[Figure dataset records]

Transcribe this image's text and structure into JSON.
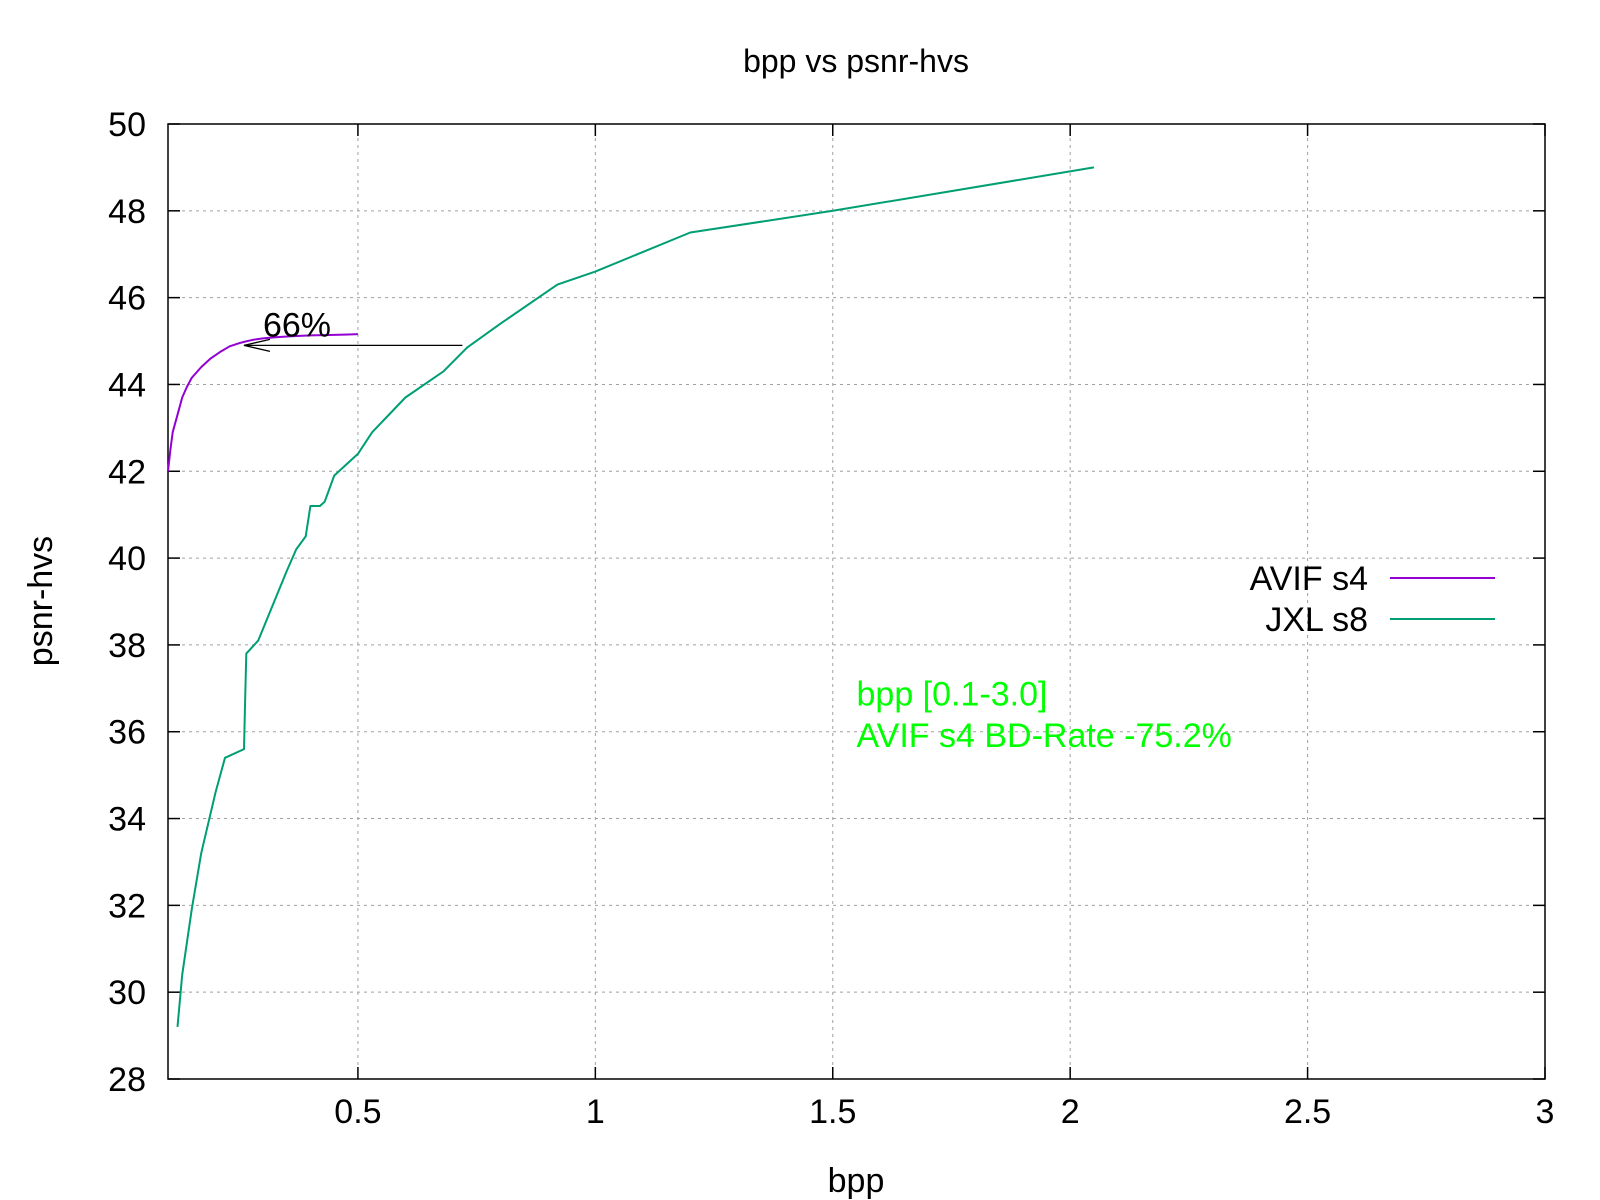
{
  "chart_data": {
    "type": "line",
    "title": "bpp vs psnr-hvs",
    "xlabel": "bpp",
    "ylabel": "psnr-hvs",
    "xlim": [
      0.1,
      3.0
    ],
    "ylim": [
      28,
      50
    ],
    "xticks": [
      0.5,
      1,
      1.5,
      2,
      2.5,
      3
    ],
    "xtick_labels": [
      "0.5",
      "1",
      "1.5",
      "2",
      "2.5",
      "3"
    ],
    "yticks": [
      28,
      30,
      32,
      34,
      36,
      38,
      40,
      42,
      44,
      46,
      48,
      50
    ],
    "ytick_labels": [
      "28",
      "30",
      "32",
      "34",
      "36",
      "38",
      "40",
      "42",
      "44",
      "46",
      "48",
      "50"
    ],
    "grid": true,
    "legend_position": "right",
    "series": [
      {
        "name": "AVIF s4",
        "color": "#9400d3",
        "x": [
          0.1,
          0.105,
          0.11,
          0.12,
          0.13,
          0.14,
          0.15,
          0.17,
          0.19,
          0.21,
          0.23,
          0.25,
          0.26,
          0.28,
          0.3,
          0.33,
          0.36,
          0.4,
          0.44,
          0.48,
          0.5
        ],
        "y": [
          42.0,
          42.5,
          42.9,
          43.3,
          43.7,
          43.95,
          44.15,
          44.4,
          44.6,
          44.75,
          44.88,
          44.95,
          44.98,
          45.03,
          45.06,
          45.09,
          45.11,
          45.13,
          45.14,
          45.15,
          45.16
        ]
      },
      {
        "name": "JXL s8",
        "color": "#009e73",
        "x": [
          0.12,
          0.13,
          0.15,
          0.17,
          0.2,
          0.22,
          0.26,
          0.262,
          0.265,
          0.29,
          0.32,
          0.35,
          0.37,
          0.39,
          0.4,
          0.42,
          0.43,
          0.45,
          0.47,
          0.5,
          0.53,
          0.6,
          0.68,
          0.73,
          0.8,
          0.92,
          1.0,
          1.2,
          1.5,
          2.05
        ],
        "y": [
          29.2,
          30.4,
          31.9,
          33.2,
          34.6,
          35.4,
          35.6,
          36.5,
          37.8,
          38.1,
          38.9,
          39.7,
          40.2,
          40.5,
          41.2,
          41.2,
          41.3,
          41.9,
          42.1,
          42.4,
          42.9,
          43.7,
          44.3,
          44.85,
          45.4,
          46.3,
          46.6,
          47.5,
          48.0,
          49.0
        ]
      }
    ],
    "annotations": [
      {
        "text": "66%",
        "x": 0.3,
        "y": 45.1
      },
      {
        "text": "bpp [0.1-3.0]",
        "x": 1.55,
        "y": 36.6,
        "color": "#00ff00"
      },
      {
        "text": "AVIF s4 BD-Rate -75.2%",
        "x": 1.55,
        "y": 35.65,
        "color": "#00ff00"
      }
    ],
    "arrow": {
      "from": [
        0.72,
        44.9
      ],
      "to": [
        0.26,
        44.9
      ]
    }
  }
}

» YOUR GOAL
Write out every line of the listing that holds the word "color".

» SOLUTION TO THIS TASK
        "color": "#9400d3",
        "color": "#009e73",
        "color": "#00ff00"
        "color": "#00ff00"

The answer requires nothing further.